▶ EXERCISE AIM
Copy each line in which the string "title" occurs.
start RECORDS TO PROCESS
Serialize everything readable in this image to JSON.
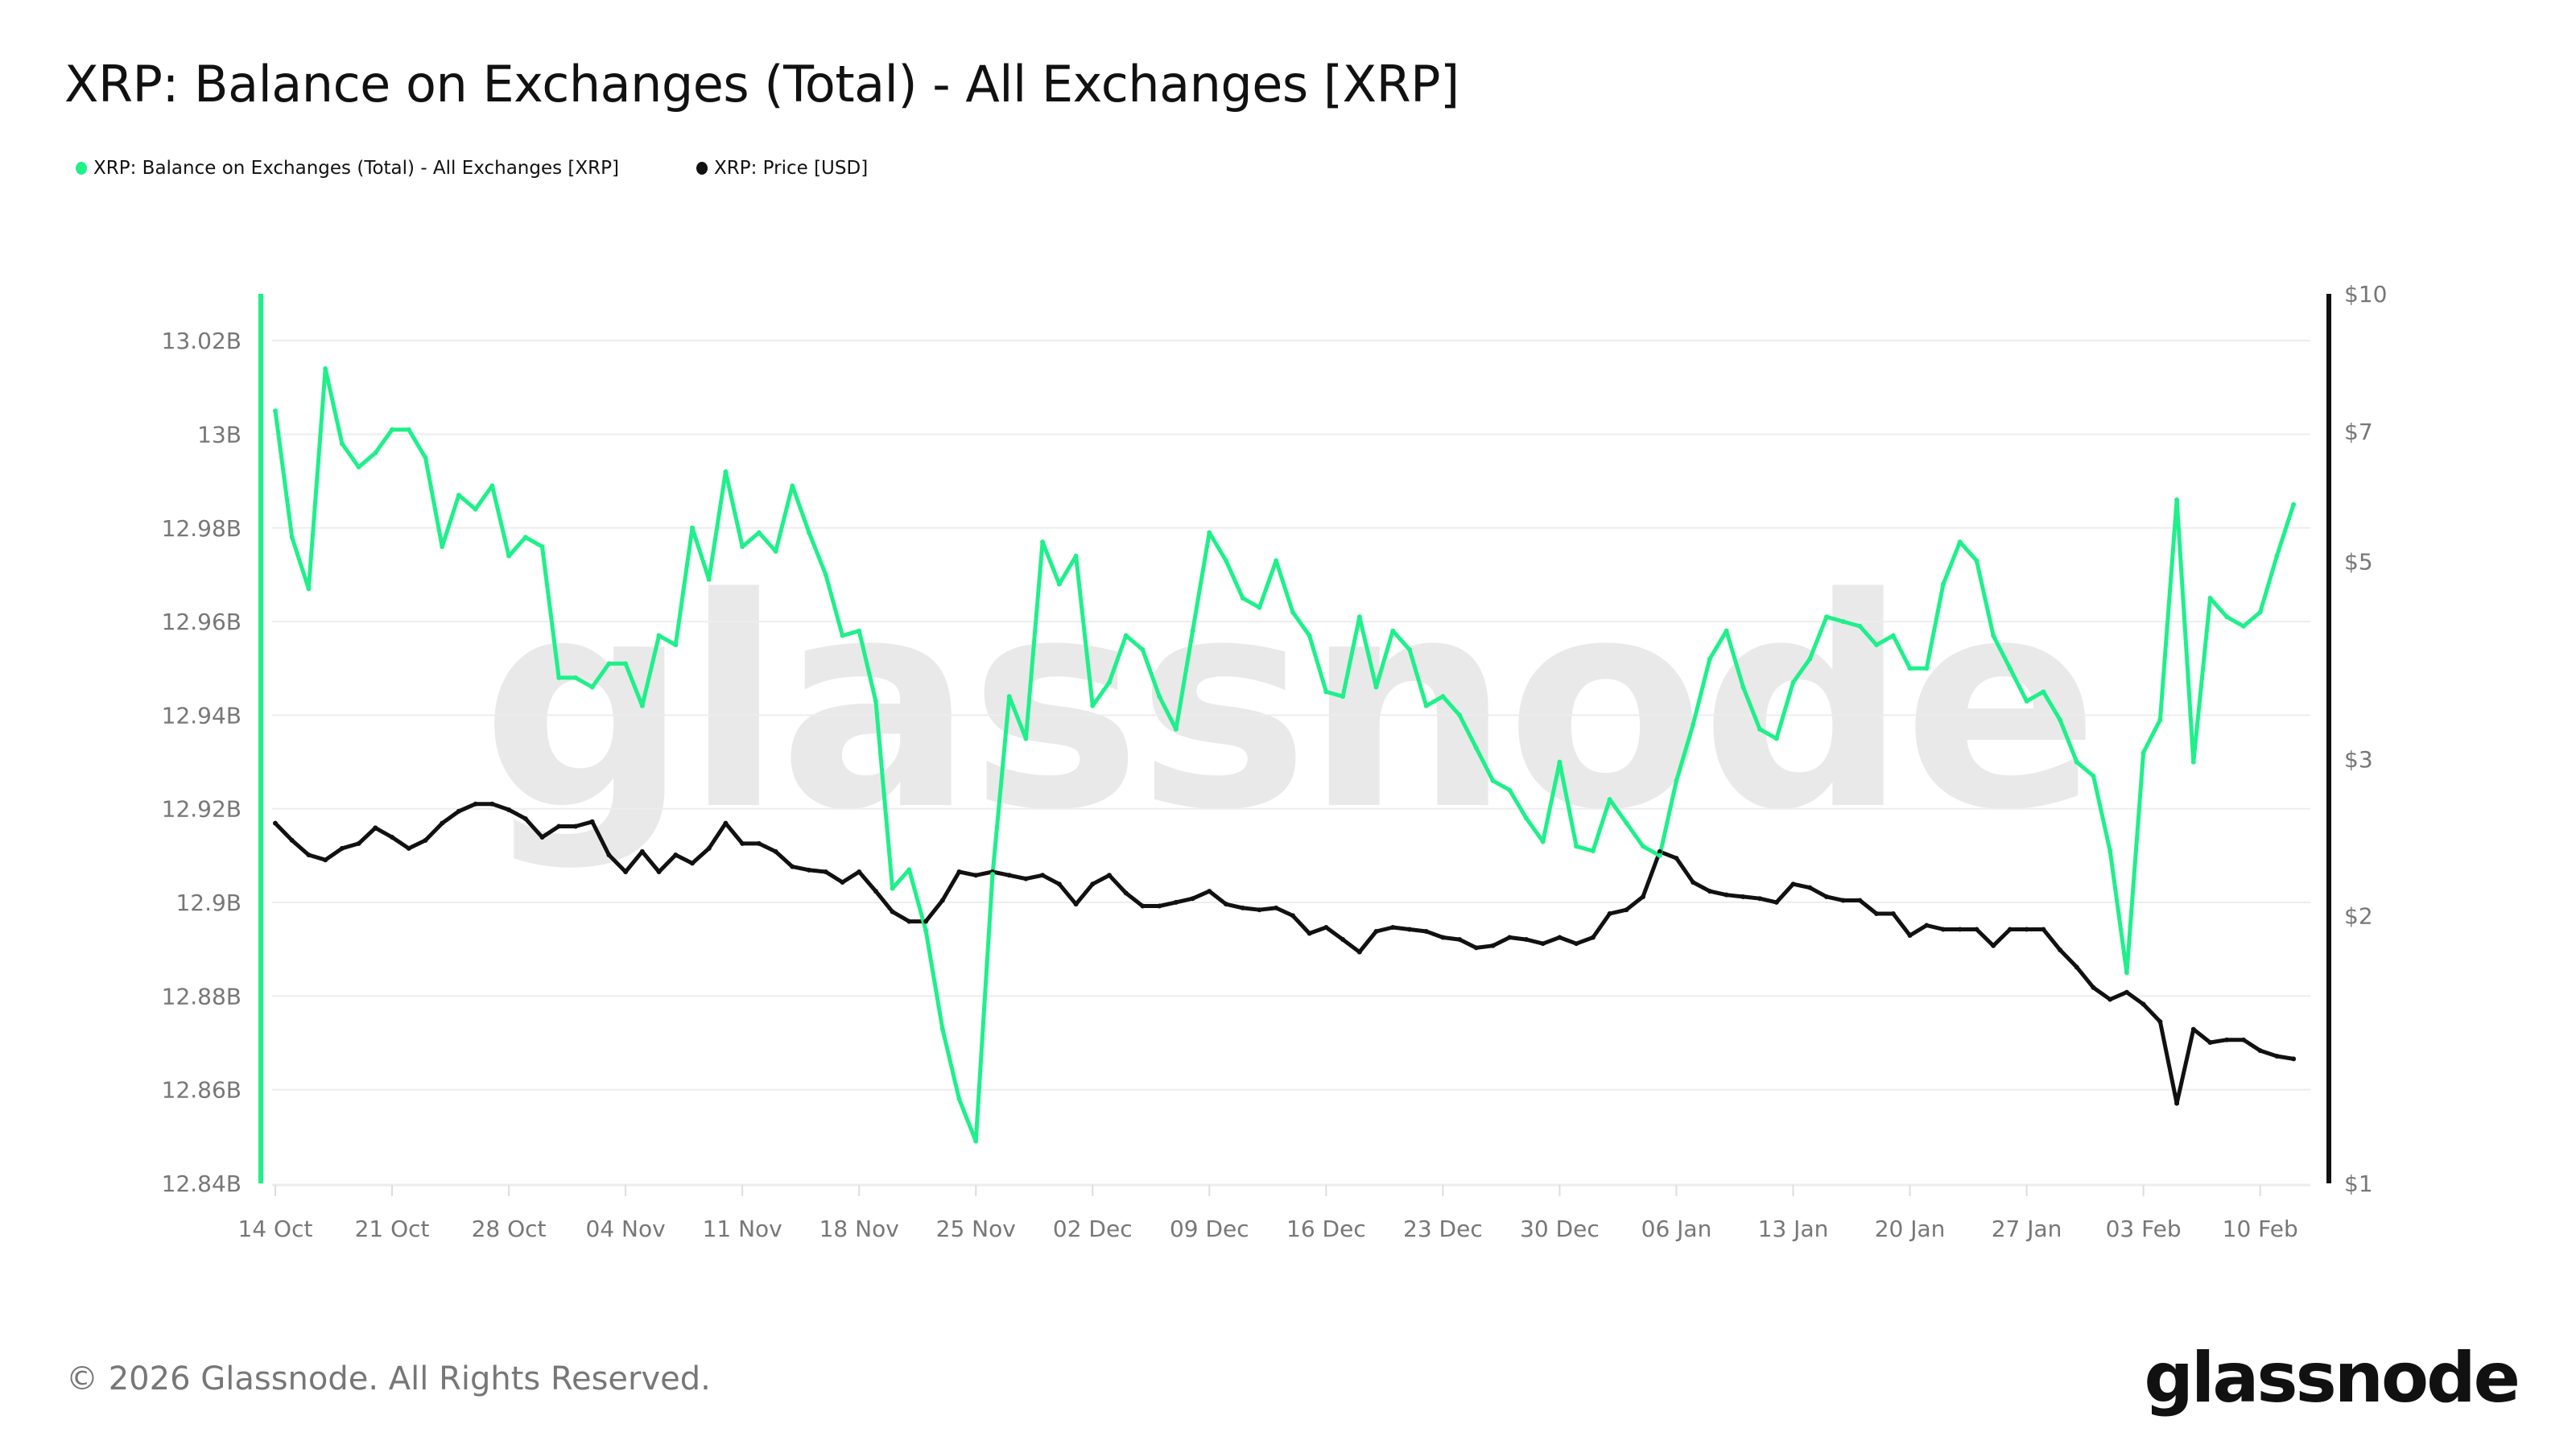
{
  "title": "XRP: Balance on Exchanges (Total) - All Exchanges [XRP]",
  "footer": "© 2026 Glassnode. All Rights Reserved.",
  "logo": "glassnode",
  "watermark": "glassnode",
  "colors": {
    "balance": "#1ef08a",
    "price": "#111111",
    "grid": "#ededed"
  },
  "chart_data": {
    "type": "line",
    "title": "XRP: Balance on Exchanges (Total) - All Exchanges [XRP]",
    "legend_position": "top-left",
    "grid": true,
    "x": [
      "14 Oct",
      "15 Oct",
      "16 Oct",
      "17 Oct",
      "18 Oct",
      "19 Oct",
      "20 Oct",
      "21 Oct",
      "22 Oct",
      "23 Oct",
      "24 Oct",
      "25 Oct",
      "26 Oct",
      "27 Oct",
      "28 Oct",
      "29 Oct",
      "30 Oct",
      "31 Oct",
      "01 Nov",
      "02 Nov",
      "03 Nov",
      "04 Nov",
      "05 Nov",
      "06 Nov",
      "07 Nov",
      "08 Nov",
      "09 Nov",
      "10 Nov",
      "11 Nov",
      "12 Nov",
      "13 Nov",
      "14 Nov",
      "15 Nov",
      "16 Nov",
      "17 Nov",
      "18 Nov",
      "19 Nov",
      "20 Nov",
      "21 Nov",
      "22 Nov",
      "23 Nov",
      "24 Nov",
      "25 Nov",
      "26 Nov",
      "27 Nov",
      "28 Nov",
      "29 Nov",
      "30 Nov",
      "01 Dec",
      "02 Dec",
      "03 Dec",
      "04 Dec",
      "05 Dec",
      "06 Dec",
      "07 Dec",
      "08 Dec",
      "09 Dec",
      "10 Dec",
      "11 Dec",
      "12 Dec",
      "13 Dec",
      "14 Dec",
      "15 Dec",
      "16 Dec",
      "17 Dec",
      "18 Dec",
      "19 Dec",
      "20 Dec",
      "21 Dec",
      "22 Dec",
      "23 Dec",
      "24 Dec",
      "25 Dec",
      "26 Dec",
      "27 Dec",
      "28 Dec",
      "29 Dec",
      "30 Dec",
      "31 Dec",
      "01 Jan",
      "02 Jan",
      "03 Jan",
      "04 Jan",
      "05 Jan",
      "06 Jan",
      "07 Jan",
      "08 Jan",
      "09 Jan",
      "10 Jan",
      "11 Jan",
      "12 Jan",
      "13 Jan",
      "14 Jan",
      "15 Jan",
      "16 Jan",
      "17 Jan",
      "18 Jan",
      "19 Jan",
      "20 Jan",
      "21 Jan",
      "22 Jan",
      "23 Jan",
      "24 Jan",
      "25 Jan",
      "26 Jan",
      "27 Jan",
      "28 Jan",
      "29 Jan",
      "30 Jan",
      "31 Jan",
      "01 Feb",
      "02 Feb",
      "03 Feb",
      "04 Feb",
      "05 Feb",
      "06 Feb",
      "07 Feb",
      "08 Feb",
      "09 Feb",
      "10 Feb",
      "11 Feb",
      "12 Feb"
    ],
    "x_ticks": [
      "14 Oct",
      "21 Oct",
      "28 Oct",
      "04 Nov",
      "11 Nov",
      "18 Nov",
      "25 Nov",
      "02 Dec",
      "09 Dec",
      "16 Dec",
      "23 Dec",
      "30 Dec",
      "06 Jan",
      "13 Jan",
      "20 Jan",
      "27 Jan",
      "03 Feb",
      "10 Feb"
    ],
    "y_left": {
      "unit": "B",
      "range": [
        12.84,
        13.03
      ],
      "ticks": [
        12.84,
        12.86,
        12.88,
        12.9,
        12.92,
        12.94,
        12.96,
        12.98,
        13,
        13.02
      ],
      "tick_labels": [
        "12.84B",
        "12.86B",
        "12.88B",
        "12.9B",
        "12.92B",
        "12.94B",
        "12.96B",
        "12.98B",
        "13B",
        "13.02B"
      ]
    },
    "y_right": {
      "scale": "log",
      "range": [
        1,
        10
      ],
      "ticks": [
        1,
        2,
        3,
        5,
        7,
        10
      ],
      "tick_labels": [
        "$1",
        "$2",
        "$3",
        "$5",
        "$7",
        "$10"
      ]
    },
    "series": [
      {
        "name": "XRP: Balance on Exchanges (Total) - All Exchanges [XRP]",
        "axis": "left",
        "unit": "billion XRP",
        "values": [
          13.005,
          12.978,
          12.967,
          13.014,
          12.998,
          12.993,
          12.996,
          13.001,
          13.001,
          12.995,
          12.976,
          12.987,
          12.984,
          12.989,
          12.974,
          12.978,
          12.976,
          12.948,
          12.948,
          12.946,
          12.951,
          12.951,
          12.942,
          12.957,
          12.955,
          12.98,
          12.969,
          12.992,
          12.976,
          12.979,
          12.975,
          12.989,
          12.979,
          12.97,
          12.957,
          12.958,
          12.943,
          12.903,
          12.907,
          12.894,
          12.873,
          12.858,
          12.849,
          12.906,
          12.944,
          12.935,
          12.977,
          12.968,
          12.974,
          12.942,
          12.947,
          12.957,
          12.954,
          12.944,
          12.937,
          12.958,
          12.979,
          12.973,
          12.965,
          12.963,
          12.973,
          12.962,
          12.957,
          12.945,
          12.944,
          12.961,
          12.946,
          12.958,
          12.954,
          12.942,
          12.944,
          12.94,
          12.933,
          12.926,
          12.924,
          12.918,
          12.913,
          12.93,
          12.912,
          12.911,
          12.922,
          12.917,
          12.912,
          12.91,
          12.926,
          12.938,
          12.952,
          12.958,
          12.946,
          12.937,
          12.935,
          12.947,
          12.952,
          12.961,
          12.96,
          12.959,
          12.955,
          12.957,
          12.95,
          12.95,
          12.968,
          12.977,
          12.973,
          12.957,
          12.95,
          12.943,
          12.945,
          12.939,
          12.93,
          12.927,
          12.911,
          12.885,
          12.932,
          12.939,
          12.986,
          12.93,
          12.965,
          12.961,
          12.959,
          12.962,
          12.974,
          12.985
        ]
      },
      {
        "name": "XRP: Price [USD]",
        "axis": "right",
        "unit": "USD",
        "values": [
          2.54,
          2.43,
          2.34,
          2.31,
          2.38,
          2.41,
          2.51,
          2.45,
          2.38,
          2.43,
          2.54,
          2.62,
          2.67,
          2.67,
          2.63,
          2.57,
          2.45,
          2.52,
          2.52,
          2.55,
          2.34,
          2.24,
          2.36,
          2.24,
          2.34,
          2.29,
          2.38,
          2.54,
          2.41,
          2.41,
          2.36,
          2.27,
          2.25,
          2.24,
          2.18,
          2.24,
          2.13,
          2.02,
          1.97,
          1.97,
          2.08,
          2.24,
          2.22,
          2.24,
          2.22,
          2.2,
          2.22,
          2.17,
          2.06,
          2.17,
          2.22,
          2.12,
          2.05,
          2.05,
          2.07,
          2.09,
          2.13,
          2.06,
          2.04,
          2.03,
          2.04,
          2.0,
          1.91,
          1.94,
          1.88,
          1.82,
          1.92,
          1.94,
          1.93,
          1.92,
          1.89,
          1.88,
          1.84,
          1.85,
          1.89,
          1.88,
          1.86,
          1.89,
          1.86,
          1.89,
          2.01,
          2.03,
          2.1,
          2.36,
          2.32,
          2.18,
          2.13,
          2.11,
          2.1,
          2.09,
          2.07,
          2.17,
          2.15,
          2.1,
          2.08,
          2.08,
          2.01,
          2.01,
          1.9,
          1.95,
          1.93,
          1.93,
          1.93,
          1.85,
          1.93,
          1.93,
          1.93,
          1.83,
          1.75,
          1.66,
          1.61,
          1.64,
          1.59,
          1.52,
          1.23,
          1.49,
          1.44,
          1.45,
          1.45,
          1.41,
          1.39,
          1.38
        ]
      }
    ]
  }
}
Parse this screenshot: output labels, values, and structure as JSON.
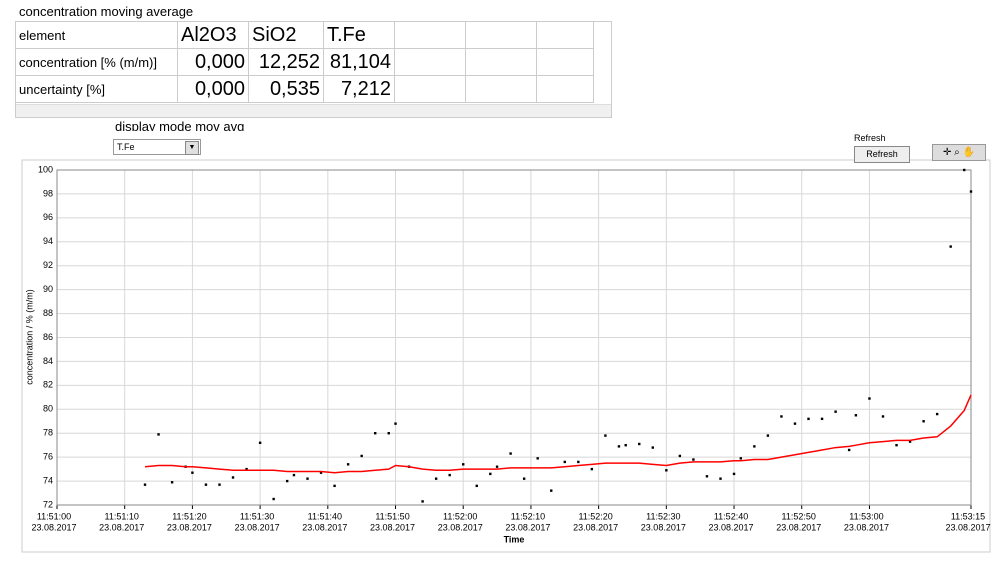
{
  "header": {
    "title": "concentration moving average"
  },
  "table": {
    "columns": [
      "element",
      "Al2O3",
      "SiO2",
      "T.Fe"
    ],
    "rows": [
      [
        "concentration [% (m/m)]",
        "0,000",
        "12,252",
        "81,104"
      ],
      [
        "uncertainty [%]",
        "0,000",
        "0,535",
        "7,212"
      ]
    ]
  },
  "controls": {
    "display_mode_label": "display mode mov avg",
    "display_mode_value": "T.Fe",
    "refresh_label": "Refresh",
    "refresh_button": "Refresh"
  },
  "chart_data": {
    "type": "line",
    "x_label": "Time",
    "y_label": "concentration / % (m/m)",
    "x": [
      "11:51:13",
      "11:51:15",
      "11:51:17",
      "11:51:19",
      "11:51:20",
      "11:51:22",
      "11:51:24",
      "11:51:26",
      "11:51:28",
      "11:51:30",
      "11:51:32",
      "11:51:34",
      "11:51:35",
      "11:51:37",
      "11:51:39",
      "11:51:41",
      "11:51:43",
      "11:51:45",
      "11:51:47",
      "11:51:49",
      "11:51:50",
      "11:51:52",
      "11:51:54",
      "11:51:56",
      "11:51:58",
      "11:52:00",
      "11:52:02",
      "11:52:04",
      "11:52:05",
      "11:52:07",
      "11:52:09",
      "11:52:11",
      "11:52:13",
      "11:52:15",
      "11:52:17",
      "11:52:19",
      "11:52:21",
      "11:52:23",
      "11:52:24",
      "11:52:26",
      "11:52:28",
      "11:52:30",
      "11:52:32",
      "11:52:34",
      "11:52:36",
      "11:52:38",
      "11:52:40",
      "11:52:41",
      "11:52:43",
      "11:52:45",
      "11:52:47",
      "11:52:49",
      "11:52:51",
      "11:52:53",
      "11:52:55",
      "11:52:57",
      "11:52:58",
      "11:53:00",
      "11:53:02",
      "11:53:04",
      "11:53:06",
      "11:53:08",
      "11:53:10",
      "11:53:12",
      "11:53:14",
      "11:53:15"
    ],
    "series": [
      {
        "type": "scatter",
        "color": "#000000",
        "values": [
          73.7,
          77.9,
          73.9,
          75.2,
          74.7,
          73.7,
          73.7,
          74.3,
          75.0,
          77.2,
          72.5,
          74.0,
          74.5,
          74.2,
          74.7,
          73.6,
          75.4,
          76.1,
          78.0,
          78.0,
          78.8,
          75.2,
          72.3,
          74.2,
          74.5,
          75.4,
          73.6,
          74.6,
          75.2,
          76.3,
          74.2,
          75.9,
          73.2,
          75.6,
          75.6,
          75.0,
          77.8,
          76.9,
          77.0,
          77.1,
          76.8,
          74.9,
          76.1,
          75.8,
          74.4,
          74.2,
          74.6,
          75.9,
          76.9,
          77.8,
          79.4,
          78.8,
          79.2,
          79.2,
          79.8,
          76.6,
          79.5,
          80.9,
          79.4,
          77.0,
          77.3,
          79.0,
          79.6,
          93.6,
          100,
          98.2
        ]
      },
      {
        "type": "line",
        "color": "#ff0000",
        "values": [
          75.2,
          75.3,
          75.3,
          75.2,
          75.2,
          75.1,
          75.0,
          74.9,
          74.9,
          74.9,
          74.9,
          74.8,
          74.8,
          74.8,
          74.8,
          74.7,
          74.8,
          74.8,
          74.9,
          75.0,
          75.3,
          75.2,
          75.0,
          74.9,
          74.9,
          75.0,
          75.0,
          75.0,
          75.0,
          75.1,
          75.1,
          75.1,
          75.1,
          75.2,
          75.3,
          75.4,
          75.5,
          75.5,
          75.5,
          75.5,
          75.4,
          75.3,
          75.5,
          75.6,
          75.6,
          75.6,
          75.7,
          75.7,
          75.8,
          75.8,
          76.0,
          76.2,
          76.4,
          76.6,
          76.8,
          76.9,
          77.0,
          77.2,
          77.3,
          77.4,
          77.4,
          77.6,
          77.7,
          78.6,
          79.9,
          81.2
        ]
      }
    ],
    "xlim": [
      "11:51:00",
      "11:53:15"
    ],
    "xticks": [
      {
        "value": "11:51:00",
        "label": [
          "11:51:00",
          "23.08.2017"
        ]
      },
      {
        "value": "11:51:10",
        "label": [
          "11:51:10",
          "23.08.2017"
        ]
      },
      {
        "value": "11:51:20",
        "label": [
          "11:51:20",
          "23.08.2017"
        ]
      },
      {
        "value": "11:51:30",
        "label": [
          "11:51:30",
          "23.08.2017"
        ]
      },
      {
        "value": "11:51:40",
        "label": [
          "11:51:40",
          "23.08.2017"
        ]
      },
      {
        "value": "11:51:50",
        "label": [
          "11:51:50",
          "23.08.2017"
        ]
      },
      {
        "value": "11:52:00",
        "label": [
          "11:52:00",
          "23.08.2017"
        ]
      },
      {
        "value": "11:52:10",
        "label": [
          "11:52:10",
          "23.08.2017"
        ]
      },
      {
        "value": "11:52:20",
        "label": [
          "11:52:20",
          "23.08.2017"
        ]
      },
      {
        "value": "11:52:30",
        "label": [
          "11:52:30",
          "23.08.2017"
        ]
      },
      {
        "value": "11:52:40",
        "label": [
          "11:52:40",
          "23.08.2017"
        ]
      },
      {
        "value": "11:52:50",
        "label": [
          "11:52:50",
          "23.08.2017"
        ]
      },
      {
        "value": "11:53:00",
        "label": [
          "11:53:00",
          "23.08.2017"
        ]
      },
      {
        "value": "11:53:15",
        "label": [
          "11:53:15",
          "23.08.2017"
        ]
      }
    ],
    "ylim": [
      72,
      100
    ],
    "yticks": [
      72,
      74,
      76,
      78,
      80,
      82,
      84,
      86,
      88,
      90,
      92,
      94,
      96,
      98,
      100
    ],
    "grid": true
  }
}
end RECORDS TO PROCESS
▶ OUTPUT OF THE EXERCISE
  "title": "XRP: Balance on Exchanges (Total) - All Exchanges [XRP]",
    "title": "XRP: Balance on Exchanges (Total) - All Exchanges [XRP]",
    "title": "concentration moving average"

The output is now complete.